RECORDS TO USE
+ + + +
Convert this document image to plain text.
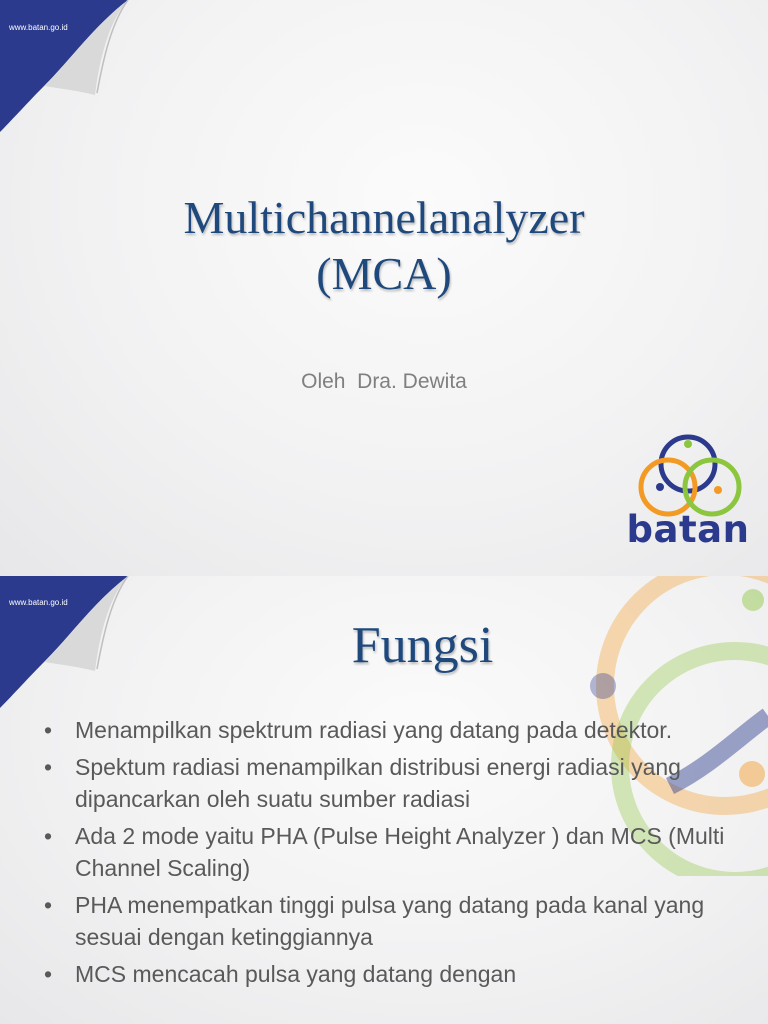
www.batan.go.id
Multichannelanalyzer
(MCA)
Oleh  Dra. Dewita
batan
www.batan.go.id
Fungsi
• Menampilkan spektrum radiasi yang datang pada detektor.
• Spektum radiasi menampilkan distribusi energi radiasi yang dipancarkan oleh suatu sumber radiasi
• Ada 2 mode yaitu PHA (Pulse Height Analyzer ) dan MCS (Multi Channel Scaling)
• PHA menempatkan tinggi pulsa yang datang pada kanal yang sesuai dengan ketinggiannya
• MCS mencacah pulsa yang datang dengan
+ + + +
Each record above should be copied character for character, with pictures dropped.

EXPECTED ANSWER
Convert this document image to plain text.
www.batan.go.id
Multichannelanalyzer
(MCA)
Oleh  Dra. Dewita
batan
www.batan.go.id
Fungsi
• Menampilkan spektrum radiasi yang datang pada detektor.
• Spektum radiasi menampilkan distribusi energi radiasi yang dipancarkan oleh suatu sumber radiasi
• Ada 2 mode yaitu PHA (Pulse Height Analyzer ) dan MCS (Multi Channel Scaling)
• PHA menempatkan tinggi pulsa yang datang pada kanal yang sesuai dengan ketinggiannya
• MCS mencacah pulsa yang datang dengan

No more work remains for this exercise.